Pictures stay out of your copy, but everything else in the records below must be repeated exactly.
-- START OF Task input --
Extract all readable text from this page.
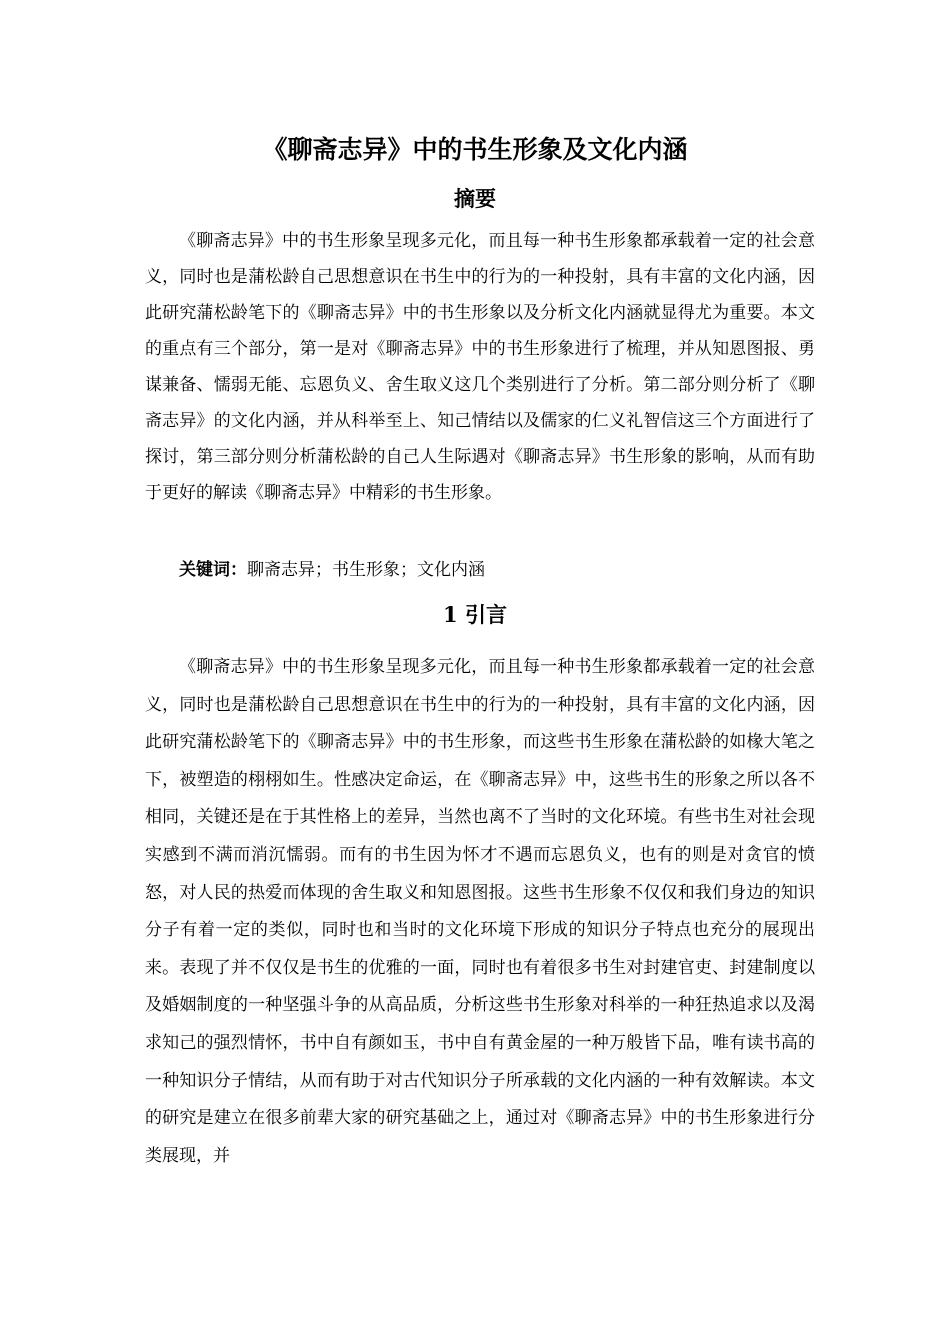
《聊斋志异》中的书生形象及文化内涵
摘要

《聊斋志异》中的书生形象呈现多元化，而且每一种书生形象都承载着一定的社会意义，同时也是蒲松龄自己思想意识在书生中的行为的一种投射，具有丰富的文化内涵，因此研究蒲松龄笔下的《聊斋志异》中的书生形象以及分析文化内涵就显得尤为重要。本文的重点有三个部分，第一是对《聊斋志异》中的书生形象进行了梳理，并从知恩图报、勇谋兼备、懦弱无能、忘恩负义、舍生取义这几个类别进行了分析。第二部分则分析了《聊斋志异》的文化内涵，并从科举至上、知己情结以及儒家的仁义礼智信这三个方面进行了探讨，第三部分则分析蒲松龄的自己人生际遇对《聊斋志异》书生形象的影响，从而有助于更好的解读《聊斋志异》中精彩的书生形象。

关键词：聊斋志异；书生形象；文化内涵
1 引言

《聊斋志异》中的书生形象呈现多元化，而且每一种书生形象都承载着一定的社会意义，同时也是蒲松龄自己思想意识在书生中的行为的一种投射，具有丰富的文化内涵，因此研究蒲松龄笔下的《聊斋志异》中的书生形象，而这些书生形象在蒲松龄的如椽大笔之下，被塑造的栩栩如生。性感决定命运，在《聊斋志异》中，这些书生的形象之所以各不相同，关键还是在于其性格上的差异，当然也离不了当时的文化环境。有些书生对社会现实感到不满而消沉懦弱。而有的书生因为怀才不遇而忘恩负义，也有的则是对贪官的愤怒，对人民的热爱而体现的舍生取义和知恩图报。这些书生形象不仅仅和我们身边的知识分子有着一定的类似，同时也和当时的文化环境下形成的知识分子特点也充分的展现出来。表现了并不仅仅是书生的优雅的一面，同时也有着很多书生对封建官吏、封建制度以及婚姻制度的一种坚强斗争的从高品质，分析这些书生形象对科举的一种狂热追求以及渴求知己的强烈情怀，书中自有颜如玉，书中自有黄金屋的一种万般皆下品，唯有读书高的一种知识分子情结，从而有助于对古代知识分子所承载的文化内涵的一种有效解读。本文的研究是建立在很多前辈大家的研究基础之上，通过对《聊斋志异》中的书生形象进行分类展现，并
-- END OF Task input --
_Solution for this problem_.
Extract all readable text from this page.
《聊斋志异》中的书生形象及文化内涵
摘要

《聊斋志异》中的书生形象呈现多元化，而且每一种书生形象都承载着一定的社会意义，同时也是蒲松龄自己思想意识在书生中的行为的一种投射，具有丰富的文化内涵，因此研究蒲松龄笔下的《聊斋志异》中的书生形象以及分析文化内涵就显得尤为重要。本文的重点有三个部分，第一是对《聊斋志异》中的书生形象进行了梳理，并从知恩图报、勇谋兼备、懦弱无能、忘恩负义、舍生取义这几个类别进行了分析。第二部分则分析了《聊斋志异》的文化内涵，并从科举至上、知己情结以及儒家的仁义礼智信这三个方面进行了探讨，第三部分则分析蒲松龄的自己人生际遇对《聊斋志异》书生形象的影响，从而有助于更好的解读《聊斋志异》中精彩的书生形象。

关键词：聊斋志异；书生形象；文化内涵
1 引言

《聊斋志异》中的书生形象呈现多元化，而且每一种书生形象都承载着一定的社会意义，同时也是蒲松龄自己思想意识在书生中的行为的一种投射，具有丰富的文化内涵，因此研究蒲松龄笔下的《聊斋志异》中的书生形象，而这些书生形象在蒲松龄的如椽大笔之下，被塑造的栩栩如生。性感决定命运，在《聊斋志异》中，这些书生的形象之所以各不相同，关键还是在于其性格上的差异，当然也离不了当时的文化环境。有些书生对社会现实感到不满而消沉懦弱。而有的书生因为怀才不遇而忘恩负义，也有的则是对贪官的愤怒，对人民的热爱而体现的舍生取义和知恩图报。这些书生形象不仅仅和我们身边的知识分子有着一定的类似，同时也和当时的文化环境下形成的知识分子特点也充分的展现出来。表现了并不仅仅是书生的优雅的一面，同时也有着很多书生对封建官吏、封建制度以及婚姻制度的一种坚强斗争的从高品质，分析这些书生形象对科举的一种狂热追求以及渴求知己的强烈情怀，书中自有颜如玉，书中自有黄金屋的一种万般皆下品，唯有读书高的一种知识分子情结，从而有助于对古代知识分子所承载的文化内涵的一种有效解读。本文的研究是建立在很多前辈大家的研究基础之上，通过对《聊斋志异》中的书生形象进行分类展现，并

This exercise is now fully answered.